Stored entries:
## START
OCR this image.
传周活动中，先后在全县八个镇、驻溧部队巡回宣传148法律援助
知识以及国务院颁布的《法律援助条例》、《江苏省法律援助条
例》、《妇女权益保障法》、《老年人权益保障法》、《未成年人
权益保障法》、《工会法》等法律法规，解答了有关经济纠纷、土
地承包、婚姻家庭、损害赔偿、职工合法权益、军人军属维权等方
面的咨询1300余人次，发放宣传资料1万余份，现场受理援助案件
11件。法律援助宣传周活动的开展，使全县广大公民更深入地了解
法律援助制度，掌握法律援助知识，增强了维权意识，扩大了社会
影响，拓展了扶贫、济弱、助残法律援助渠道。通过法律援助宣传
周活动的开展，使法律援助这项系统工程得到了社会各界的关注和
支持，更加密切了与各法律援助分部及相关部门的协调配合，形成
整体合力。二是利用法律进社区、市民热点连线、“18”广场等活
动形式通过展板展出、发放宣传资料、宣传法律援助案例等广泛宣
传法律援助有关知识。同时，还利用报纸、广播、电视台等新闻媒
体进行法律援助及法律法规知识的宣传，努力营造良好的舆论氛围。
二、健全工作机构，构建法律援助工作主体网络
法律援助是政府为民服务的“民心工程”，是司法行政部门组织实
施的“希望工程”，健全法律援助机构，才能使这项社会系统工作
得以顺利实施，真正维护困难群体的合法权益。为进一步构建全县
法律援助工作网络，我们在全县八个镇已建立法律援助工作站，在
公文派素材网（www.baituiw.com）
## END
## START
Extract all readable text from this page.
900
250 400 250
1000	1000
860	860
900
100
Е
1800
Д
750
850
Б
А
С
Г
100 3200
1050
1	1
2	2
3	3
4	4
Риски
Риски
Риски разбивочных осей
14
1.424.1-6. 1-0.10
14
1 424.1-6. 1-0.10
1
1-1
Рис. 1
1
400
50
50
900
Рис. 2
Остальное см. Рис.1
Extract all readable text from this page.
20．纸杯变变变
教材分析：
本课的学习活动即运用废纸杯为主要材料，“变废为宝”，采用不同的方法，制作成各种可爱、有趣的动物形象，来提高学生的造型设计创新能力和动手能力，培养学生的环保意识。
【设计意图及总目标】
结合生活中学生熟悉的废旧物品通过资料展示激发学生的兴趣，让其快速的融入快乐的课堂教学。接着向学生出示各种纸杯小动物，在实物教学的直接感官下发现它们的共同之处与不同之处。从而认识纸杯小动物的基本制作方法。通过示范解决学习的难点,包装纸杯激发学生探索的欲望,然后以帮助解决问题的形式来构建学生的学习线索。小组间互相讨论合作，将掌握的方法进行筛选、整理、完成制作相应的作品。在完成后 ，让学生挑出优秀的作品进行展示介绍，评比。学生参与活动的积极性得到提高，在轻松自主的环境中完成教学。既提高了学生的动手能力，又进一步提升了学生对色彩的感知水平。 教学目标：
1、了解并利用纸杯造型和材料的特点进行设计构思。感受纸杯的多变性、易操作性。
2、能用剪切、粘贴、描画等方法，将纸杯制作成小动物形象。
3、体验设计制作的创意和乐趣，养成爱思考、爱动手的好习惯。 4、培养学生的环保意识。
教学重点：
## END
## START
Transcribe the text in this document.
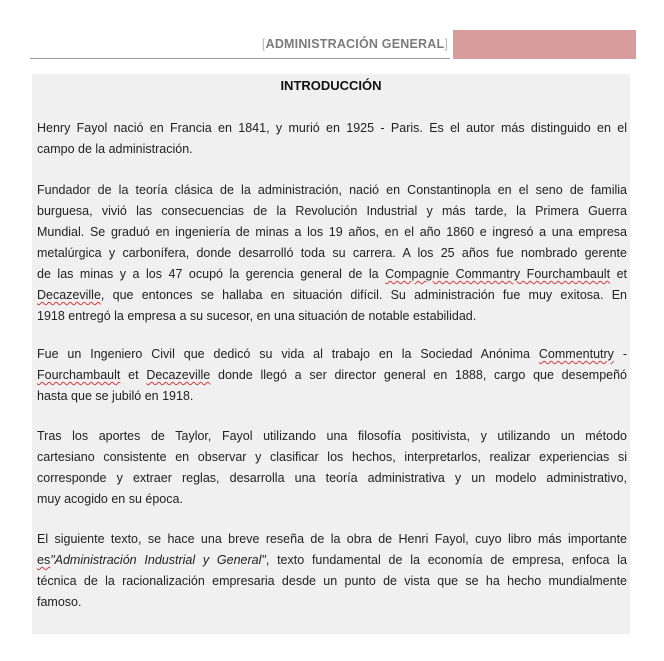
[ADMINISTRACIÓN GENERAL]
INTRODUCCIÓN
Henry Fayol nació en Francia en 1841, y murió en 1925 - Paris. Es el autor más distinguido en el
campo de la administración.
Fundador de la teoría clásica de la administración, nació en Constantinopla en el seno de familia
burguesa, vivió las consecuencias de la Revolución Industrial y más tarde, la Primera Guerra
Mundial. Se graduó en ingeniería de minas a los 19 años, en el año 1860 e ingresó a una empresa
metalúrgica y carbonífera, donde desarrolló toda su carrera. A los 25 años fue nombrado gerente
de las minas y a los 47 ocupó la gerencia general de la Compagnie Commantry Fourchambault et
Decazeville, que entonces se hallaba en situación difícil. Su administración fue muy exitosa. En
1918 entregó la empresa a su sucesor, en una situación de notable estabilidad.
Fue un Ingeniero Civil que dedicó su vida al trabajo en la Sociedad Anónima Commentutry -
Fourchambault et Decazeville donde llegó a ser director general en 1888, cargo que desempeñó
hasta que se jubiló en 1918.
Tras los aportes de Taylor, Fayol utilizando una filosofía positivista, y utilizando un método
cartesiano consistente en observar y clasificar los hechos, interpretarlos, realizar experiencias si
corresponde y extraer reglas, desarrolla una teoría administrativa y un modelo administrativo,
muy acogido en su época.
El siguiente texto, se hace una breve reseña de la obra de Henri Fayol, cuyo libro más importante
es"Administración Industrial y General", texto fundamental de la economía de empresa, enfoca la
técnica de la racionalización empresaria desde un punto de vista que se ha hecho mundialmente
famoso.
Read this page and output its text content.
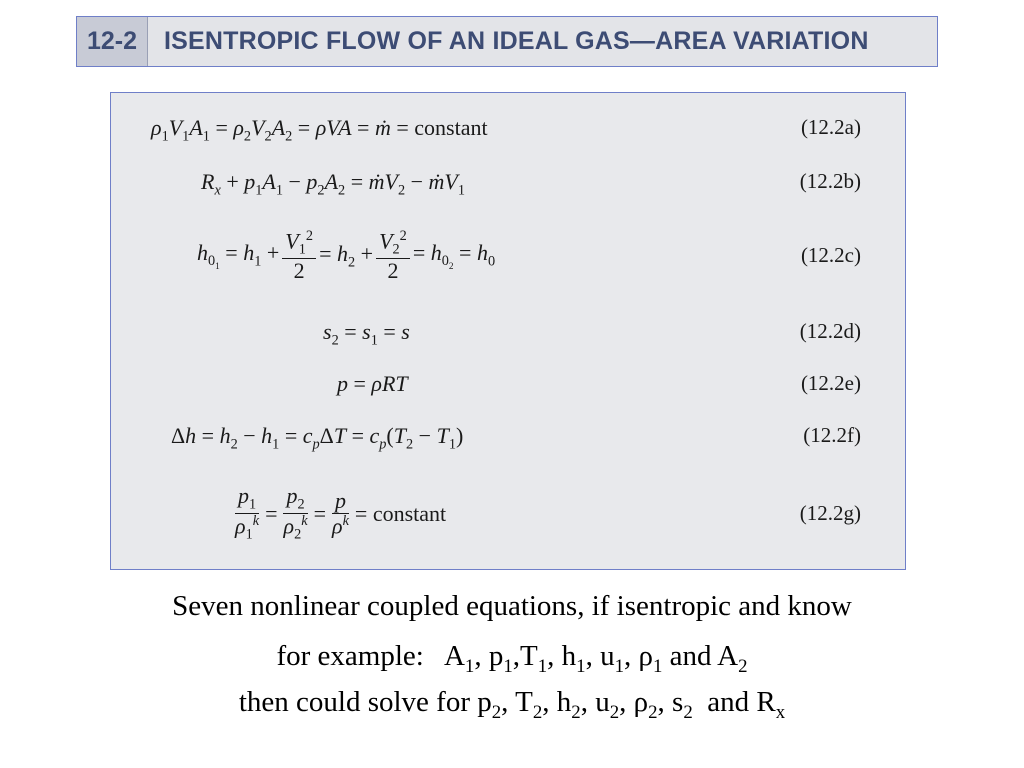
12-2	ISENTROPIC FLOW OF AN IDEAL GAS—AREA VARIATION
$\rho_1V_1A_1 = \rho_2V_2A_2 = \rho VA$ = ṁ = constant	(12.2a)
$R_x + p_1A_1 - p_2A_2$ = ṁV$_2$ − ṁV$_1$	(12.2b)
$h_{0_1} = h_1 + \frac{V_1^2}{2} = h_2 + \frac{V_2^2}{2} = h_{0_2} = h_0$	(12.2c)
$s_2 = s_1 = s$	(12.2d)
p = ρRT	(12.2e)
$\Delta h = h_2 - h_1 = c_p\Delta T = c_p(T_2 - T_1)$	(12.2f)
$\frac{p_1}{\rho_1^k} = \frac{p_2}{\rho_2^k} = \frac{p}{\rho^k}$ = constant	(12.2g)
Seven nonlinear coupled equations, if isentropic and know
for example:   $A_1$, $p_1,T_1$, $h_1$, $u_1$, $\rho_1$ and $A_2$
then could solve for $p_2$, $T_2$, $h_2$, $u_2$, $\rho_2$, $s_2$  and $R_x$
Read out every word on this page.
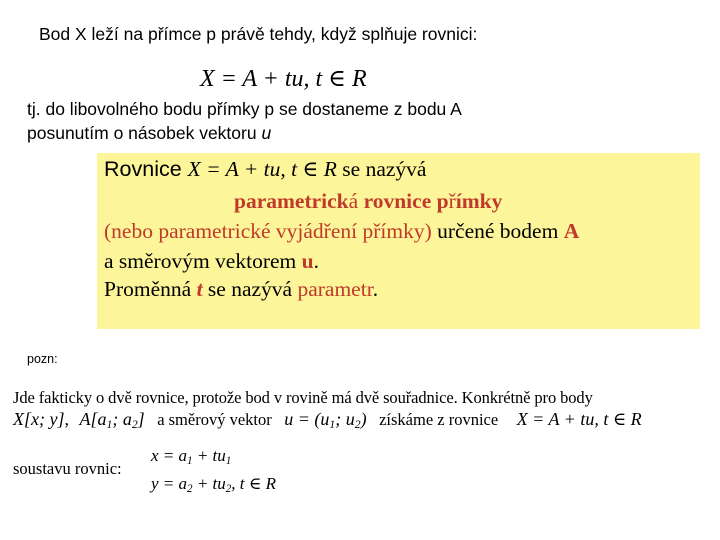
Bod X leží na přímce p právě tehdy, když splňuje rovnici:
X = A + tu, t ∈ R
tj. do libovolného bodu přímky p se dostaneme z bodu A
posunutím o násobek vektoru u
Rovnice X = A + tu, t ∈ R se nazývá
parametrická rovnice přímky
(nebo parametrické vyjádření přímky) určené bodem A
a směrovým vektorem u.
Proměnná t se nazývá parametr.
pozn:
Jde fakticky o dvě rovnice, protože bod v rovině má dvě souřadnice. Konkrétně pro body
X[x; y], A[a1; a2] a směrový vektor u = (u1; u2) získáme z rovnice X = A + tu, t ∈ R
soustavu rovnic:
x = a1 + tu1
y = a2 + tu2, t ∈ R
## END
## YOUR TASK:
Search the entries for the word "teoría", then list each line that holds it.

## FULL RESPONSE:
Fundador de la teoría clásica de la administración, nació en Constantinopla en el seno de familia
corresponde y extraer reglas, desarrolla una teoría administrativa y un modelo administrativo,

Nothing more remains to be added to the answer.